_BRIEF_. Look for the string "this" and copy every line that has it.

_DATASET CONTENT_.

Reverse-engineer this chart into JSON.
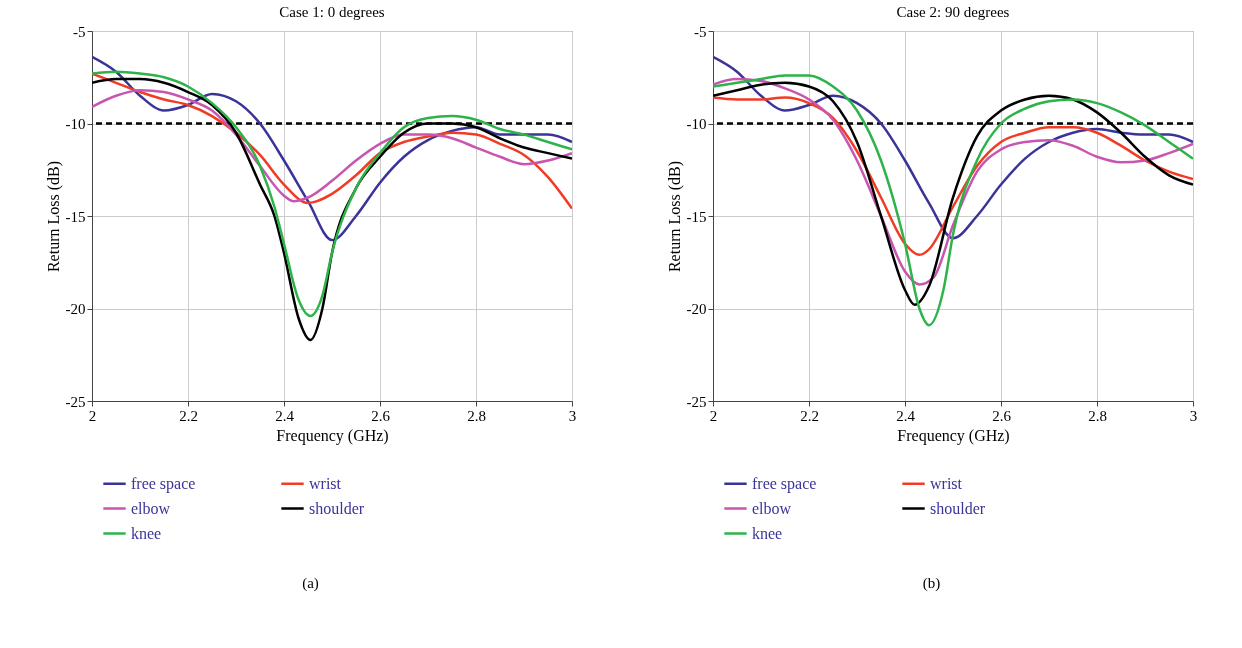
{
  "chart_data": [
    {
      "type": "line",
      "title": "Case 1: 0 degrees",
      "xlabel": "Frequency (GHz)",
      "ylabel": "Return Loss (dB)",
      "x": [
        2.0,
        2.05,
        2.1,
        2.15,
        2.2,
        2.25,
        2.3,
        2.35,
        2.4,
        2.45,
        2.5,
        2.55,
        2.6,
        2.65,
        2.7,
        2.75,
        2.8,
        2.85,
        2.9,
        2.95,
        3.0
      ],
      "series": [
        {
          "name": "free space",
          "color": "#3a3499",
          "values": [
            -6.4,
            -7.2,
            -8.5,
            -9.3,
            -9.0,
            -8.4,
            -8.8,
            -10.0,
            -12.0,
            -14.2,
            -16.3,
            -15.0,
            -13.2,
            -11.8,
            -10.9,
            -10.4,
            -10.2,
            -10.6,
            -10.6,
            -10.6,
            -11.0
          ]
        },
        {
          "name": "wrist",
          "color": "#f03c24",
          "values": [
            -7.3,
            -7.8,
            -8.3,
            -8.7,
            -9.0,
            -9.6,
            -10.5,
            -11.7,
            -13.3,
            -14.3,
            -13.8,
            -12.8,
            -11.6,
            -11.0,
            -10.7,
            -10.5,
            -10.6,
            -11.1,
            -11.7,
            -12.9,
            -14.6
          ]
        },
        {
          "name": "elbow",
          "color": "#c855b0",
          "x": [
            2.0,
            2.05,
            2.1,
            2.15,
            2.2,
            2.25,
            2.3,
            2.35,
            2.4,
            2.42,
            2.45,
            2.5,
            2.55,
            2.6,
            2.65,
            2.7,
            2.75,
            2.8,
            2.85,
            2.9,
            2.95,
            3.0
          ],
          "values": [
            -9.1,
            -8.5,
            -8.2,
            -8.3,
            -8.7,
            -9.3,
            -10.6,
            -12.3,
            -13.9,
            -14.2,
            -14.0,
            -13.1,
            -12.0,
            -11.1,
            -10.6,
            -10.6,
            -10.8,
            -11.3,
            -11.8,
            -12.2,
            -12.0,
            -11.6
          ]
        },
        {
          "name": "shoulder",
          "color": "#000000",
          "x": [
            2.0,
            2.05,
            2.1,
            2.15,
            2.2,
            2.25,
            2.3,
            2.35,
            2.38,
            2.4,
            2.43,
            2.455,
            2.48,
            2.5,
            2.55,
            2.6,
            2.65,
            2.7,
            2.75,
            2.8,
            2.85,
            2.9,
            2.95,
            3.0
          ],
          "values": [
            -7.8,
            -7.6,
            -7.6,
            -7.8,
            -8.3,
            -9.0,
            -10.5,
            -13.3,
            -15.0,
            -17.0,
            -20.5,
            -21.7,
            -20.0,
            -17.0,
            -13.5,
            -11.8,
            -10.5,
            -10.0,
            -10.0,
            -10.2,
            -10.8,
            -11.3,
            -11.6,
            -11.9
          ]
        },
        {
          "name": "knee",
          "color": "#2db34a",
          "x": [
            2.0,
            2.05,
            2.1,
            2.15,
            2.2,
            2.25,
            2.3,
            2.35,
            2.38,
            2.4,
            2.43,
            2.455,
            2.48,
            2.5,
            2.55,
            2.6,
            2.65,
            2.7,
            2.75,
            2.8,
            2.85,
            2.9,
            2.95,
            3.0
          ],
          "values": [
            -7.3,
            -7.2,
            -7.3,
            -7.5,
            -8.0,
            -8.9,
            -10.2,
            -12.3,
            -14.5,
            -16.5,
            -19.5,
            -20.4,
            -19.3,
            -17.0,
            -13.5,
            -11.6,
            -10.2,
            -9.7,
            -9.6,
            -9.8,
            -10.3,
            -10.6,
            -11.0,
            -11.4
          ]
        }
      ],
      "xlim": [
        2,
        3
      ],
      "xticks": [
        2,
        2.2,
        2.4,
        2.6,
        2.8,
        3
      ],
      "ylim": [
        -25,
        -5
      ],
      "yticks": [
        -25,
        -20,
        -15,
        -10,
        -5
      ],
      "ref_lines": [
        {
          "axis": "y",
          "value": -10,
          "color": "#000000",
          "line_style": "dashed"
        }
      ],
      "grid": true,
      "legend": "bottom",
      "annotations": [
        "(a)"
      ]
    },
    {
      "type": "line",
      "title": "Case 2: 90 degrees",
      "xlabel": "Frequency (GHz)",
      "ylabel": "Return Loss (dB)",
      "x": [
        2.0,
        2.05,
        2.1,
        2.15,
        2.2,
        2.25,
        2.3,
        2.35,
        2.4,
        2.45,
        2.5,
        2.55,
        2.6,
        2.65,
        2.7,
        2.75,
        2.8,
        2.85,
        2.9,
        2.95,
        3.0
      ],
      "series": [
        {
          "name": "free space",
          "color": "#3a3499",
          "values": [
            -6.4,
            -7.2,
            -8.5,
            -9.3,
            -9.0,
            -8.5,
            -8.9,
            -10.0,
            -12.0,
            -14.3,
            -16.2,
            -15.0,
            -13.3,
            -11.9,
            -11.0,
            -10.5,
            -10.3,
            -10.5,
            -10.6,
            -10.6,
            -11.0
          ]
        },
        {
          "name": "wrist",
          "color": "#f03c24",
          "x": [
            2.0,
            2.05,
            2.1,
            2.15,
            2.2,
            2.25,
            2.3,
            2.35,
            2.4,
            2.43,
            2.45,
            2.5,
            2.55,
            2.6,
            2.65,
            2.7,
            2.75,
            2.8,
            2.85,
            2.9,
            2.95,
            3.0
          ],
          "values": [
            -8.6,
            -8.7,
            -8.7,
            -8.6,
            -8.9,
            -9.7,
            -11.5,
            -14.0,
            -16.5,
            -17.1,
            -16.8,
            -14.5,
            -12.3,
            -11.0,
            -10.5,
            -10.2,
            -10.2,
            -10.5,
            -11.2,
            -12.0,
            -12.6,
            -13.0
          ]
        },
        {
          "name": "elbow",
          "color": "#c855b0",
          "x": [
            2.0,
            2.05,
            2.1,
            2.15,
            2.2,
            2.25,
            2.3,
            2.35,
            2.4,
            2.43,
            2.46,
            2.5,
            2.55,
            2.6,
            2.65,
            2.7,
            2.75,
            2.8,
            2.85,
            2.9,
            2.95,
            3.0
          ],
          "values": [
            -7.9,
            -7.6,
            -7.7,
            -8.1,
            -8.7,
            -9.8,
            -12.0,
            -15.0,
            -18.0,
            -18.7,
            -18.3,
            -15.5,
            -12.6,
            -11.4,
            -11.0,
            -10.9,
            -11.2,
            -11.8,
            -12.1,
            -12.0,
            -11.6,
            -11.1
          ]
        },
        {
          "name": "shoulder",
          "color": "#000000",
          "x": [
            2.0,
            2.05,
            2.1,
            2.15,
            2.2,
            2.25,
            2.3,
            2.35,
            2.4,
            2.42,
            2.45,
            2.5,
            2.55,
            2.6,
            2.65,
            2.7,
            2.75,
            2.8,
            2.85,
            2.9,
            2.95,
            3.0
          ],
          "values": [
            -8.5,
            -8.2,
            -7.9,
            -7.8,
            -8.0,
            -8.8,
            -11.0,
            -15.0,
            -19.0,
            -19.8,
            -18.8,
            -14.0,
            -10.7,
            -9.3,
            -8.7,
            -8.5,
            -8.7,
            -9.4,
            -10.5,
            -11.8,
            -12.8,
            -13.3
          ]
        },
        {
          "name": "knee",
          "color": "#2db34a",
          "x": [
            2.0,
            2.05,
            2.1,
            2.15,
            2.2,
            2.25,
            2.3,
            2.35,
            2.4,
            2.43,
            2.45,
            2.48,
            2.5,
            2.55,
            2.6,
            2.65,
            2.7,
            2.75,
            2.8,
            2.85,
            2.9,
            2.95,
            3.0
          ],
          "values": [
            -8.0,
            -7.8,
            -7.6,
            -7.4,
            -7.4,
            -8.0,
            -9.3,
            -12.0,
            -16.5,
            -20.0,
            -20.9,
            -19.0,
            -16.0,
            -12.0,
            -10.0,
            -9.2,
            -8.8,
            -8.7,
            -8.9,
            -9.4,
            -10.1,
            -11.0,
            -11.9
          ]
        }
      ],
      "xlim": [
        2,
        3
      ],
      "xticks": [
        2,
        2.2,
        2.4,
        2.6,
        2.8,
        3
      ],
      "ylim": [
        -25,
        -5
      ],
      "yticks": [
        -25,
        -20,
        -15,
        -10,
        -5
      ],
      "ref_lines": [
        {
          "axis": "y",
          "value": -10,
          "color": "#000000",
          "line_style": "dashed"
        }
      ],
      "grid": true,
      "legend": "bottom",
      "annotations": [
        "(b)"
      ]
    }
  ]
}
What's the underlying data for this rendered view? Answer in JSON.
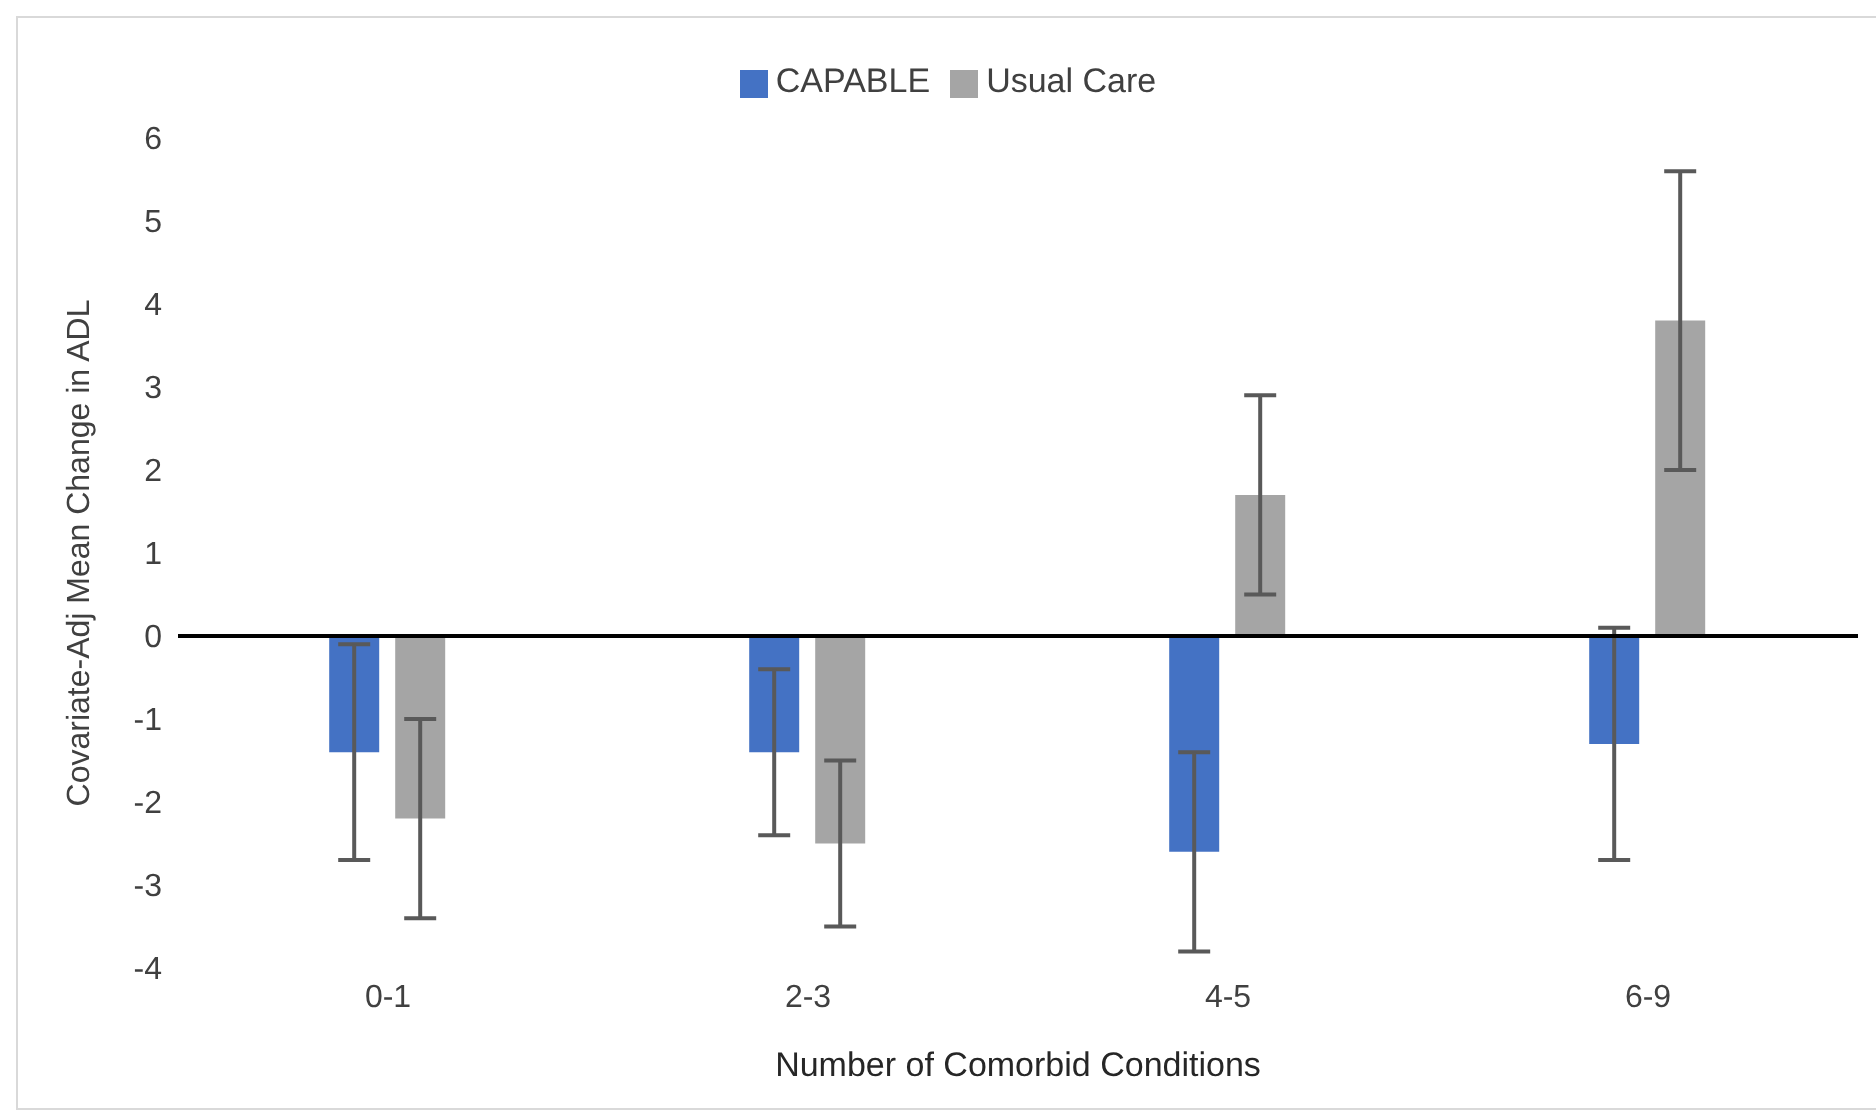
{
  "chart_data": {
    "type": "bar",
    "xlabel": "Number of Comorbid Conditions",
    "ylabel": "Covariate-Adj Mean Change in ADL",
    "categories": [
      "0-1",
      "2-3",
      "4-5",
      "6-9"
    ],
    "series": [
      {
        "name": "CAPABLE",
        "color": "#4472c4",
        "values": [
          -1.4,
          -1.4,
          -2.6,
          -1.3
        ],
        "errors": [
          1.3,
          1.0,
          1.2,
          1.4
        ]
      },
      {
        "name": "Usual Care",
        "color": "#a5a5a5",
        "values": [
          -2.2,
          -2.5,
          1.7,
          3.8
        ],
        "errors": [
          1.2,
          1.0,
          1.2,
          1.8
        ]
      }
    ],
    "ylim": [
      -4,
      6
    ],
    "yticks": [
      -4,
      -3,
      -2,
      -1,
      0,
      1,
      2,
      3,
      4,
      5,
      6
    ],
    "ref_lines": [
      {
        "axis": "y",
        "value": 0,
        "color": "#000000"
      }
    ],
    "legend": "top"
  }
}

_RESPONSE BELOW_.
Reverse-engineer this chart into JSON.
What's the underlying data for this rendered view? Answer in JSON.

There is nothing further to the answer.